LISTING:
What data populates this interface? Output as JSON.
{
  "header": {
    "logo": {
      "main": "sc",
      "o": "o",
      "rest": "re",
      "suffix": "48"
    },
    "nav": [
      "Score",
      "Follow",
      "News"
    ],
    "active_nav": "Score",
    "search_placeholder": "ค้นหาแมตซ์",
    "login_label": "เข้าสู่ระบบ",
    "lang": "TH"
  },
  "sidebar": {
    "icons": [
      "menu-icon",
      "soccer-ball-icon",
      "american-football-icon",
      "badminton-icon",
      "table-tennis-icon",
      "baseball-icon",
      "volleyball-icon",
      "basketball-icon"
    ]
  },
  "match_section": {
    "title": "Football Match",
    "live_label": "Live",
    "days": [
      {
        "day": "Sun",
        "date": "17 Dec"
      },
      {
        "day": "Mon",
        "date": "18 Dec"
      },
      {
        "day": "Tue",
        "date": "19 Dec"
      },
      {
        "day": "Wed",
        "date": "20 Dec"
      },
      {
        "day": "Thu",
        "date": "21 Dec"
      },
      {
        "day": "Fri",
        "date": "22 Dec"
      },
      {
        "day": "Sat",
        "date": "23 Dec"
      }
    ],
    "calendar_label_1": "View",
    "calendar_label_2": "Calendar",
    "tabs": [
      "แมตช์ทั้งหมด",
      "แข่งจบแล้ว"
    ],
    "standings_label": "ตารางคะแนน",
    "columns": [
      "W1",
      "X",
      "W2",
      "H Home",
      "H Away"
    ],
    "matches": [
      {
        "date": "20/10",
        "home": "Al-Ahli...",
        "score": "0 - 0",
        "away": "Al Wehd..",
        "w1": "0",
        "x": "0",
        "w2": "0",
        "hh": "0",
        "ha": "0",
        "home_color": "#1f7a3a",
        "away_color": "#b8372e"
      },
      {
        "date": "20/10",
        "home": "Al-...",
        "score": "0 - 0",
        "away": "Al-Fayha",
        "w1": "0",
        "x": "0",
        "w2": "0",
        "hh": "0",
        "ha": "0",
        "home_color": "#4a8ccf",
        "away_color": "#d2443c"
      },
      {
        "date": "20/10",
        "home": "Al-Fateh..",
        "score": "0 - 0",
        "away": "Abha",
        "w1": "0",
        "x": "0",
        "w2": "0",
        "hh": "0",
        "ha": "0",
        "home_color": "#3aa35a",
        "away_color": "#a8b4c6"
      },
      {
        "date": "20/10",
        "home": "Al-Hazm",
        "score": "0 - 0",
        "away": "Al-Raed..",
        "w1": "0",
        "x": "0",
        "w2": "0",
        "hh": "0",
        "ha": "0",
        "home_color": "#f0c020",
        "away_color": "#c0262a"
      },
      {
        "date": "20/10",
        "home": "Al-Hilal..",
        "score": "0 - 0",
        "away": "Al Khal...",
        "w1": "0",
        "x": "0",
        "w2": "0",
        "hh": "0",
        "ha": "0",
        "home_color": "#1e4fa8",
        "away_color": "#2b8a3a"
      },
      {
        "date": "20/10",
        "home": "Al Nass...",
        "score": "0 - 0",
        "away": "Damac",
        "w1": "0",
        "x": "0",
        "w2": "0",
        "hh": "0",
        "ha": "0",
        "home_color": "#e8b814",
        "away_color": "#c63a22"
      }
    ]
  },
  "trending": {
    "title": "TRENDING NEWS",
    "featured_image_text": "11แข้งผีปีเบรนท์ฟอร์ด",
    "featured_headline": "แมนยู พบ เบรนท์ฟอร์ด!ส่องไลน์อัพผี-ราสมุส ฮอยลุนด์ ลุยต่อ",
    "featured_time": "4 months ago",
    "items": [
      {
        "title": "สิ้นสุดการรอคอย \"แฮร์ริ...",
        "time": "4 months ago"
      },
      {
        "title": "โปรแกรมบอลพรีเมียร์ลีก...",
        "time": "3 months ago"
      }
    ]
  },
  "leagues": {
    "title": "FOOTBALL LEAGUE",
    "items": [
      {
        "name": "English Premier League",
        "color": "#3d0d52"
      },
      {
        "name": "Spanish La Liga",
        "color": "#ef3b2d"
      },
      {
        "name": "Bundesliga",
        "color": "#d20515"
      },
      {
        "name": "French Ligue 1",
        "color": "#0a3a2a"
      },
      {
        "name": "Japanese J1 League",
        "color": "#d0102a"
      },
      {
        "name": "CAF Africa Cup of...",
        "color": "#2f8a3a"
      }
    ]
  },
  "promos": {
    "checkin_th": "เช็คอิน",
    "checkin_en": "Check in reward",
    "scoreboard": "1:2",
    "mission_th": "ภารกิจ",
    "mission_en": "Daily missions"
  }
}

WRITTEN REQUEST:
Exactly as shown above, return every record.

FULL RESPONSE:
What data populates this interface? Output as JSON.
{
  "header": {
    "logo": {
      "main": "sc",
      "o": "o",
      "rest": "re",
      "suffix": "48"
    },
    "nav": [
      "Score",
      "Follow",
      "News"
    ],
    "active_nav": "Score",
    "search_placeholder": "ค้นหาแมตซ์",
    "login_label": "เข้าสู่ระบบ",
    "lang": "TH"
  },
  "sidebar": {
    "icons": [
      "menu-icon",
      "soccer-ball-icon",
      "american-football-icon",
      "badminton-icon",
      "table-tennis-icon",
      "baseball-icon",
      "volleyball-icon",
      "basketball-icon"
    ]
  },
  "match_section": {
    "title": "Football Match",
    "live_label": "Live",
    "days": [
      {
        "day": "Sun",
        "date": "17 Dec"
      },
      {
        "day": "Mon",
        "date": "18 Dec"
      },
      {
        "day": "Tue",
        "date": "19 Dec"
      },
      {
        "day": "Wed",
        "date": "20 Dec"
      },
      {
        "day": "Thu",
        "date": "21 Dec"
      },
      {
        "day": "Fri",
        "date": "22 Dec"
      },
      {
        "day": "Sat",
        "date": "23 Dec"
      }
    ],
    "calendar_label_1": "View",
    "calendar_label_2": "Calendar",
    "tabs": [
      "แมตช์ทั้งหมด",
      "แข่งจบแล้ว"
    ],
    "standings_label": "ตารางคะแนน",
    "columns": [
      "W1",
      "X",
      "W2",
      "H Home",
      "H Away"
    ],
    "matches": [
      {
        "date": "20/10",
        "home": "Al-Ahli...",
        "score": "0 - 0",
        "away": "Al Wehd..",
        "w1": "0",
        "x": "0",
        "w2": "0",
        "hh": "0",
        "ha": "0",
        "home_color": "#1f7a3a",
        "away_color": "#b8372e"
      },
      {
        "date": "20/10",
        "home": "Al-...",
        "score": "0 - 0",
        "away": "Al-Fayha",
        "w1": "0",
        "x": "0",
        "w2": "0",
        "hh": "0",
        "ha": "0",
        "home_color": "#4a8ccf",
        "away_color": "#d2443c"
      },
      {
        "date": "20/10",
        "home": "Al-Fateh..",
        "score": "0 - 0",
        "away": "Abha",
        "w1": "0",
        "x": "0",
        "w2": "0",
        "hh": "0",
        "ha": "0",
        "home_color": "#3aa35a",
        "away_color": "#a8b4c6"
      },
      {
        "date": "20/10",
        "home": "Al-Hazm",
        "score": "0 - 0",
        "away": "Al-Raed..",
        "w1": "0",
        "x": "0",
        "w2": "0",
        "hh": "0",
        "ha": "0",
        "home_color": "#f0c020",
        "away_color": "#c0262a"
      },
      {
        "date": "20/10",
        "home": "Al-Hilal..",
        "score": "0 - 0",
        "away": "Al Khal...",
        "w1": "0",
        "x": "0",
        "w2": "0",
        "hh": "0",
        "ha": "0",
        "home_color": "#1e4fa8",
        "away_color": "#2b8a3a"
      },
      {
        "date": "20/10",
        "home": "Al Nass...",
        "score": "0 - 0",
        "away": "Damac",
        "w1": "0",
        "x": "0",
        "w2": "0",
        "hh": "0",
        "ha": "0",
        "home_color": "#e8b814",
        "away_color": "#c63a22"
      }
    ]
  },
  "trending": {
    "title": "TRENDING NEWS",
    "featured_image_text": "11แข้งผีปีเบรนท์ฟอร์ด",
    "featured_headline": "แมนยู พบ เบรนท์ฟอร์ด!ส่องไลน์อัพผี-ราสมุส ฮอยลุนด์ ลุยต่อ",
    "featured_time": "4 months ago",
    "items": [
      {
        "title": "สิ้นสุดการรอคอย \"แฮร์ริ...",
        "time": "4 months ago"
      },
      {
        "title": "โปรแกรมบอลพรีเมียร์ลีก...",
        "time": "3 months ago"
      }
    ]
  },
  "leagues": {
    "title": "FOOTBALL LEAGUE",
    "items": [
      {
        "name": "English Premier League",
        "color": "#3d0d52"
      },
      {
        "name": "Spanish La Liga",
        "color": "#ef3b2d"
      },
      {
        "name": "Bundesliga",
        "color": "#d20515"
      },
      {
        "name": "French Ligue 1",
        "color": "#0a3a2a"
      },
      {
        "name": "Japanese J1 League",
        "color": "#d0102a"
      },
      {
        "name": "CAF Africa Cup of...",
        "color": "#2f8a3a"
      }
    ]
  },
  "promos": {
    "checkin_th": "เช็คอิน",
    "checkin_en": "Check in reward",
    "scoreboard": "1:2",
    "mission_th": "ภารกิจ",
    "mission_en": "Daily missions"
  }
}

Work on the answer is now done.